• What the task asks: Only lines with the word "Buchmarkt" are needed; collect each of them from the listing below.
[Recorded data start]
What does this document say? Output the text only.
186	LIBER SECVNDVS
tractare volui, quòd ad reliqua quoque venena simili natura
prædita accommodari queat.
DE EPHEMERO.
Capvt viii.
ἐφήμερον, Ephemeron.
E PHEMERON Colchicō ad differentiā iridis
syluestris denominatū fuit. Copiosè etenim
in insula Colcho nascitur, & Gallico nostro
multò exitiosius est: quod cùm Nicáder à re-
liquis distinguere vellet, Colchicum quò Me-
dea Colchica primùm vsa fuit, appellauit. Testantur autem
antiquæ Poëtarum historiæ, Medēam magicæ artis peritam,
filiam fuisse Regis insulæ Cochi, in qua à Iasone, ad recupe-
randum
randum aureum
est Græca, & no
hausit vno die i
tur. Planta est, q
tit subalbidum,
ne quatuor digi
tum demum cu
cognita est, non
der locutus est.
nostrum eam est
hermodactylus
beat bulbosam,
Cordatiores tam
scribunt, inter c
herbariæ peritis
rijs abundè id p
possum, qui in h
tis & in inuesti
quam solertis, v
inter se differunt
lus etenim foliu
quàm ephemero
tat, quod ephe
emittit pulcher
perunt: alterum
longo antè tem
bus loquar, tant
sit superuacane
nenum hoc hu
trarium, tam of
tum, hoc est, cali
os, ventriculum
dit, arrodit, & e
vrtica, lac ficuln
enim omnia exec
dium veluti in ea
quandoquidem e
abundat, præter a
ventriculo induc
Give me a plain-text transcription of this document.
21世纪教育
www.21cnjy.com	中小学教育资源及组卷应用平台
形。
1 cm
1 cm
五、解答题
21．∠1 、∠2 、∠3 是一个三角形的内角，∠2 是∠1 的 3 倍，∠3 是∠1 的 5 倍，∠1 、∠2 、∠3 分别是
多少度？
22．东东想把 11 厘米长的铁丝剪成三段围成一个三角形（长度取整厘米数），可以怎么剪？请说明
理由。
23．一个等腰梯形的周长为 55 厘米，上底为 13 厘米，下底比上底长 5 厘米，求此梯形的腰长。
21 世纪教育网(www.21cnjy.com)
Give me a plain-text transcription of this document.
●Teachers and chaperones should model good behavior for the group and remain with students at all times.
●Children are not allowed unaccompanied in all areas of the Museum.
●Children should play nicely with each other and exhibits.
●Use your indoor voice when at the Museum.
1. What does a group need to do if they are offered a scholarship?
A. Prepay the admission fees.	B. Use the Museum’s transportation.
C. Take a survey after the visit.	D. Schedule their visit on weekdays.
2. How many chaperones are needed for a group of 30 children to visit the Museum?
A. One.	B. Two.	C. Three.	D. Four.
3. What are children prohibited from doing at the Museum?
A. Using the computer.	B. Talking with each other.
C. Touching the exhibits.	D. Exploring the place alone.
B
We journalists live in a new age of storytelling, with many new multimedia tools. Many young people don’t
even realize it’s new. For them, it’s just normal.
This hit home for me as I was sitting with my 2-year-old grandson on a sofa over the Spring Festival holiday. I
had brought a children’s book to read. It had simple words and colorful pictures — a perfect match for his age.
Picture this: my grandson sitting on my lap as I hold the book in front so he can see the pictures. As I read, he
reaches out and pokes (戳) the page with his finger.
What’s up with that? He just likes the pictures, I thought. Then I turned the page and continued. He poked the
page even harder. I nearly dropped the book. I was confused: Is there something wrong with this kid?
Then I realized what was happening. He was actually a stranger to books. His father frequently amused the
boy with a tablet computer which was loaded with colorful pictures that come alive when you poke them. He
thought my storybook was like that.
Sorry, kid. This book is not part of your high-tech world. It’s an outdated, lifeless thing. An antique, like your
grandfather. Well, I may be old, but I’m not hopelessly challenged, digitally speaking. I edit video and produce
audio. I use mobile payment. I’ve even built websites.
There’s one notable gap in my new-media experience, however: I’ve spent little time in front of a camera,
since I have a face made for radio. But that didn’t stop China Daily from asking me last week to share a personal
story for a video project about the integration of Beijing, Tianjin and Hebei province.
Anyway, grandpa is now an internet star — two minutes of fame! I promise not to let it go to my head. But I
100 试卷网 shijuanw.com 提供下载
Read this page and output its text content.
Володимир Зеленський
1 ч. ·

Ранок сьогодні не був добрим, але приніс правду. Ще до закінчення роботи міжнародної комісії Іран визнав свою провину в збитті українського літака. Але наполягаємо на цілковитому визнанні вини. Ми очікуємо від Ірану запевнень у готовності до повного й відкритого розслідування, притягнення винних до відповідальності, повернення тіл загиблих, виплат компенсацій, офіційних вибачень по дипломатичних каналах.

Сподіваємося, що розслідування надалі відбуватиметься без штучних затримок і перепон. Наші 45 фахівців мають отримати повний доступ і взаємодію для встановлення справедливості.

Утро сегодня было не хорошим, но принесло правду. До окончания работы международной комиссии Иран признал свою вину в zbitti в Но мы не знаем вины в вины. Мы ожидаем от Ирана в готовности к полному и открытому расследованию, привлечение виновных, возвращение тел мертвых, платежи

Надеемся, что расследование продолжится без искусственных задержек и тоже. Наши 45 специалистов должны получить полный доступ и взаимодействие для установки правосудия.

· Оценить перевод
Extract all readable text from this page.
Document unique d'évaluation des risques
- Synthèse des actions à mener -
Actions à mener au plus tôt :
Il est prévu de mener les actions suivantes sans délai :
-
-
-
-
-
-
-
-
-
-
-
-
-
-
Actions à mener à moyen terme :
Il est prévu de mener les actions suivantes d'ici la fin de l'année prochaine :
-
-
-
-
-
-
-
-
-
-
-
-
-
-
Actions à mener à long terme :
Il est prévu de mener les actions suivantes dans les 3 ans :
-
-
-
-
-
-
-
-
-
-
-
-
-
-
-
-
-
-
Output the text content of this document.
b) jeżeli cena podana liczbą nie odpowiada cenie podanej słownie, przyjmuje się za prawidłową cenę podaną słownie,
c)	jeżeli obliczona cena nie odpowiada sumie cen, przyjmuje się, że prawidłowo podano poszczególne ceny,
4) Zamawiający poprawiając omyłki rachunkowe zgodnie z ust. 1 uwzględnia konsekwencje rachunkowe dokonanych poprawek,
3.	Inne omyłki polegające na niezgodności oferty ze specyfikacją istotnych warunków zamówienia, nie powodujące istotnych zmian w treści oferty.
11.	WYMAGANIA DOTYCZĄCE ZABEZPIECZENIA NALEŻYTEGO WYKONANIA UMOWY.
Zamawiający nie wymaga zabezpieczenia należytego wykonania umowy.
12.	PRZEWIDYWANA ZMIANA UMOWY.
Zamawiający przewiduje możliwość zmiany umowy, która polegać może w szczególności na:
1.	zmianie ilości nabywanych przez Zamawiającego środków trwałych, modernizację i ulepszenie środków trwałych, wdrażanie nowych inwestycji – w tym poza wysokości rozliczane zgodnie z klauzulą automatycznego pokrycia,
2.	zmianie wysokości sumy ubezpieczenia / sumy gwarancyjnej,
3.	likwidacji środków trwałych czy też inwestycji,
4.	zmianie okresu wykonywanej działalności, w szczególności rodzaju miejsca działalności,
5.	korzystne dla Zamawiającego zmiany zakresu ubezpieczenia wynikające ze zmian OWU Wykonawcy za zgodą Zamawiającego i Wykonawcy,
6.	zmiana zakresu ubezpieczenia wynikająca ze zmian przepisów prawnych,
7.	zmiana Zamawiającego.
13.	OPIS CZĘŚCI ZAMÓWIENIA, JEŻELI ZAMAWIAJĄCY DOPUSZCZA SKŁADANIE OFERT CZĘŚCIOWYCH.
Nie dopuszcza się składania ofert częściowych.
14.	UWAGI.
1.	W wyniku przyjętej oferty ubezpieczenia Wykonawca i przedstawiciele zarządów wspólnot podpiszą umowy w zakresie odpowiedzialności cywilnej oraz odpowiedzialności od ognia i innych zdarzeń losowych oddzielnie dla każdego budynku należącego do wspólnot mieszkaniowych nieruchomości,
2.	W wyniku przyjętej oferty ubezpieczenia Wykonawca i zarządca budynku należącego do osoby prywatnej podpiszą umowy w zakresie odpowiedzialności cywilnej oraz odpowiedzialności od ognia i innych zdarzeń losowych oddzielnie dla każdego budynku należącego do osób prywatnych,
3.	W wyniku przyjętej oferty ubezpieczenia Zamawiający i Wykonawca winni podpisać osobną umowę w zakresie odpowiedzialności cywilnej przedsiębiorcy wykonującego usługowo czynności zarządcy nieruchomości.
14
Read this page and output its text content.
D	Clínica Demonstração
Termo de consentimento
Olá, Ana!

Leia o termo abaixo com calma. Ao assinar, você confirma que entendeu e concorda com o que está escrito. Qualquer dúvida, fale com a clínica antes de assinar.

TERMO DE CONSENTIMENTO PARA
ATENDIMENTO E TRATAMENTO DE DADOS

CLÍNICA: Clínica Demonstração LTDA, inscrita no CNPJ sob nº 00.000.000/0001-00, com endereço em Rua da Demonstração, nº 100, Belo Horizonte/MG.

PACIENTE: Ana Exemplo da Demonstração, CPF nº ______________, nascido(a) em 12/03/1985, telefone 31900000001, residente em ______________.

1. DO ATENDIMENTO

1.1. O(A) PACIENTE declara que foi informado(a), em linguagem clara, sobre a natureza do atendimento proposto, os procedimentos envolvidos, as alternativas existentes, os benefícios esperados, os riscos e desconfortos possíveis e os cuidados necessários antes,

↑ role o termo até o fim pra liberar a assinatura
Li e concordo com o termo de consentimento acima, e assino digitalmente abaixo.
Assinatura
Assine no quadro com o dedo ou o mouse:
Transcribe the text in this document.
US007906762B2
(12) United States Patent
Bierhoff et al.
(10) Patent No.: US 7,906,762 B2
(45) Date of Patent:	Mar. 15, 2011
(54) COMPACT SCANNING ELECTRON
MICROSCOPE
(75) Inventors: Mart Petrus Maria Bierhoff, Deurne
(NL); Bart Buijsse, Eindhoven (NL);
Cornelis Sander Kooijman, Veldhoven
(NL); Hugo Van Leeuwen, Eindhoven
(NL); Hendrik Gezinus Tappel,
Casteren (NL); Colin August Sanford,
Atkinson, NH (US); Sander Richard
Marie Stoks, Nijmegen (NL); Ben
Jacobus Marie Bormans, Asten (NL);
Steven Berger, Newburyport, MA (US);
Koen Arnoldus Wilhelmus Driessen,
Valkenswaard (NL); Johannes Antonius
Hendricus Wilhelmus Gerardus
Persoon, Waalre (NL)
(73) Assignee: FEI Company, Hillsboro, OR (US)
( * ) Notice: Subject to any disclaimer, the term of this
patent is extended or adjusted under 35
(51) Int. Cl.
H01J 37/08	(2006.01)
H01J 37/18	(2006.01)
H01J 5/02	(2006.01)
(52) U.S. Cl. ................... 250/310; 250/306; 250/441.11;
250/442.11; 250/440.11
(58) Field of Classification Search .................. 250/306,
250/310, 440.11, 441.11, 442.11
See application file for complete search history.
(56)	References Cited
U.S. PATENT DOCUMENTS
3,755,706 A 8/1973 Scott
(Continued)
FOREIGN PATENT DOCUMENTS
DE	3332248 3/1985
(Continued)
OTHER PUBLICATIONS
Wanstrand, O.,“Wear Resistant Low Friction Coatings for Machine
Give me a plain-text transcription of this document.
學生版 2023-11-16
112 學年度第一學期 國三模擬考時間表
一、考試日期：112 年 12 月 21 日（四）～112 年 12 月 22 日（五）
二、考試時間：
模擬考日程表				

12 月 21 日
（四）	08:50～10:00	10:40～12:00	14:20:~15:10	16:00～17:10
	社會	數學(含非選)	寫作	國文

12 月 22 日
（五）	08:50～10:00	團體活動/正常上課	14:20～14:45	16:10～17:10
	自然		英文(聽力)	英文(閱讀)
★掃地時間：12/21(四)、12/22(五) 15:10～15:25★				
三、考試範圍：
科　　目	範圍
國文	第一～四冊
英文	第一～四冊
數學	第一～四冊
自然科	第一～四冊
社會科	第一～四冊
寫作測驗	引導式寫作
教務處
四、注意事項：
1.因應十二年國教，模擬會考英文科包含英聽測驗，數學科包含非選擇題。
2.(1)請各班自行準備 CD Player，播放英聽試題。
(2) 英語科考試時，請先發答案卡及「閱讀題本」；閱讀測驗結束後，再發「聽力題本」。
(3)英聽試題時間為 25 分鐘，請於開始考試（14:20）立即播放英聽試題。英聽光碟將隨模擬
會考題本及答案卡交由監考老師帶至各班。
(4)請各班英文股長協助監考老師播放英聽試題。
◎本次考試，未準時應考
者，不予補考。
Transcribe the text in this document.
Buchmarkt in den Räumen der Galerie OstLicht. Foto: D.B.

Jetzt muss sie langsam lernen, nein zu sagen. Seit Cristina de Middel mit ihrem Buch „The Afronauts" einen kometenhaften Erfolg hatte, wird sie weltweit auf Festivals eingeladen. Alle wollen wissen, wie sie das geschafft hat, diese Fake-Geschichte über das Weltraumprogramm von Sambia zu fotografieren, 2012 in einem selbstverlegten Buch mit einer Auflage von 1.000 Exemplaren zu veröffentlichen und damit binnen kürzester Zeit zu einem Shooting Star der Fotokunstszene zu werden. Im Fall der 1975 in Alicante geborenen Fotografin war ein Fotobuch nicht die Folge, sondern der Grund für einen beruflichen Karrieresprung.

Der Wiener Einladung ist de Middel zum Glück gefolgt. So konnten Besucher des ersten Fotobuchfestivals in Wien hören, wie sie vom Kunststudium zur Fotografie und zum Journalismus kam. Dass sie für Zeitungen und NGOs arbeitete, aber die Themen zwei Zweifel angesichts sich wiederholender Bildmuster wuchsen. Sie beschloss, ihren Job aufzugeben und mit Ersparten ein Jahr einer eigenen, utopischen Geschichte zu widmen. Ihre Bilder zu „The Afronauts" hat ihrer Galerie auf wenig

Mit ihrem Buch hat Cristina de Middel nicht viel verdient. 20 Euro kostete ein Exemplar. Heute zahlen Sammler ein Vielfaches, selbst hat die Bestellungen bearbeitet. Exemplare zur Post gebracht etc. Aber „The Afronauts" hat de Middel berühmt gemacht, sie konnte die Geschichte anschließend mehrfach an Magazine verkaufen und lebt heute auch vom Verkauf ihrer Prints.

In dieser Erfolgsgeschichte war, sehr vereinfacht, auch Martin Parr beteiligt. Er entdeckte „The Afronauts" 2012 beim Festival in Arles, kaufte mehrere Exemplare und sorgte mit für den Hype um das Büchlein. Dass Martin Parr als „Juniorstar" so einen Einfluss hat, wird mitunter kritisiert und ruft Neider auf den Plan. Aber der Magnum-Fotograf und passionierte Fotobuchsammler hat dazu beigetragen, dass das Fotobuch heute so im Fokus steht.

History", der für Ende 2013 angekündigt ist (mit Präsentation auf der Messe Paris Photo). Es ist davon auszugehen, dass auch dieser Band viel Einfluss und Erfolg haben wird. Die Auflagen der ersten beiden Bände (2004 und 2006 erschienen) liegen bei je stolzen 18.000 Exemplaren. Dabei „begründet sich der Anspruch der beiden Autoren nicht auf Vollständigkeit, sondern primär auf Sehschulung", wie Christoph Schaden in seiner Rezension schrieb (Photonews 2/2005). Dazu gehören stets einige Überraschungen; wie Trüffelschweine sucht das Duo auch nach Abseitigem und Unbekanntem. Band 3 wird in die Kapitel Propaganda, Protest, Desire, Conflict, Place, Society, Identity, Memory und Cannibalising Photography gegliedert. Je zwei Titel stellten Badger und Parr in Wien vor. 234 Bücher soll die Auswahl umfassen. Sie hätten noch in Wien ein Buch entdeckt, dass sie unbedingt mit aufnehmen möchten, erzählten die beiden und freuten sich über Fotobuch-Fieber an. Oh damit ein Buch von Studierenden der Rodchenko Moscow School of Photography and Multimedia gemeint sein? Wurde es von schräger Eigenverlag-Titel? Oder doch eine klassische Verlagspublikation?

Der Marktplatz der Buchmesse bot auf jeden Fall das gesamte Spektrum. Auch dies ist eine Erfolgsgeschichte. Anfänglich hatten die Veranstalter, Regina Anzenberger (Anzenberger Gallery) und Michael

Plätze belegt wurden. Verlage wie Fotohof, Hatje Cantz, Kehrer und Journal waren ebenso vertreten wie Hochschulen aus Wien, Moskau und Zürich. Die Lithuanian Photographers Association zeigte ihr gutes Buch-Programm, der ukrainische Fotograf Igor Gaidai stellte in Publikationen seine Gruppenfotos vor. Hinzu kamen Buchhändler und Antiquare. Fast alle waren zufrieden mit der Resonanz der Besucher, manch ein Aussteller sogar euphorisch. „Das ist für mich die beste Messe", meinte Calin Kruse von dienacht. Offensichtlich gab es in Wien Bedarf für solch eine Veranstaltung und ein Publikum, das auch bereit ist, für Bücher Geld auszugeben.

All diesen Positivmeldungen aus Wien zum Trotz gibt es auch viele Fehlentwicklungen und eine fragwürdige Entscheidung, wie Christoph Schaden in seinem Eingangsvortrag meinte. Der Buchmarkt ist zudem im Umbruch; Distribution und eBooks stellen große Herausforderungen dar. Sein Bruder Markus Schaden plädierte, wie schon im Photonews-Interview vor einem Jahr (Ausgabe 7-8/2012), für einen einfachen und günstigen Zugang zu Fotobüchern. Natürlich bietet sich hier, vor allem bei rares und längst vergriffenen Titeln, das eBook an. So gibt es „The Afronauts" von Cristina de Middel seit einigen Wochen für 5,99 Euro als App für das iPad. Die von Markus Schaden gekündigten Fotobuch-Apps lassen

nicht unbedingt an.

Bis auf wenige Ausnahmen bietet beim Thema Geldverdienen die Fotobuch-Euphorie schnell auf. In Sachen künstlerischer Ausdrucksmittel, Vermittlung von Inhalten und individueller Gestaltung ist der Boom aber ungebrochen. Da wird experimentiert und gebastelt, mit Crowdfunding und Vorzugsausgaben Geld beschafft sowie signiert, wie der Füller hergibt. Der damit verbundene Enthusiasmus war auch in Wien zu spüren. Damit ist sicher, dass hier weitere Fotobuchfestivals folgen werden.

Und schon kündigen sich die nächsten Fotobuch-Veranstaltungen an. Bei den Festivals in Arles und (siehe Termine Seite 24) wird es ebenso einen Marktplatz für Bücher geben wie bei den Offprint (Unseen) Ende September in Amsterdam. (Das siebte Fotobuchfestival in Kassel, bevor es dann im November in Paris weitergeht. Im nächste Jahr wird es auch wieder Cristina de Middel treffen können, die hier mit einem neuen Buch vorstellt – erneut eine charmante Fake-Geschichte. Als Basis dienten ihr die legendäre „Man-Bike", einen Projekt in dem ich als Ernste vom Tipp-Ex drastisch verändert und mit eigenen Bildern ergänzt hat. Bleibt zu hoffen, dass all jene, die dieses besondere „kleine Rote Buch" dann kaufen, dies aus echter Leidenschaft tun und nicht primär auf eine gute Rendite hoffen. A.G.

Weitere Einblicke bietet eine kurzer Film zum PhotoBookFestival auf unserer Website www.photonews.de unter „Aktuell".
[Recorded data end]
• Answer to the problem:
Buchmarkt in den Räumen der Galerie OstLicht. Foto: D.B.
All diesen Positivmeldungen aus Wien zum Trotz gibt es auch viele Fehlentwicklungen und eine fragwürdige Entscheidung, wie Christoph Schaden in seinem Eingangsvortrag meinte. Der Buchmarkt ist zudem im Umbruch; Distribution und eBooks stellen große Herausforderungen dar. Sein Bruder Markus Schaden plädierte, wie schon im Photonews-Interview vor einem Jahr (Ausgabe 7-8/2012), für einen einfachen und günstigen Zugang zu Fotobüchern. Natürlich bietet sich hier, vor allem bei rares und längst vergriffenen Titeln, das eBook an. So gibt es „The Afronauts" von Cristina de Middel seit einigen Wochen für 5,99 Euro als App für das iPad. Die von Markus Schaden gekündigten Fotobuch-Apps lassen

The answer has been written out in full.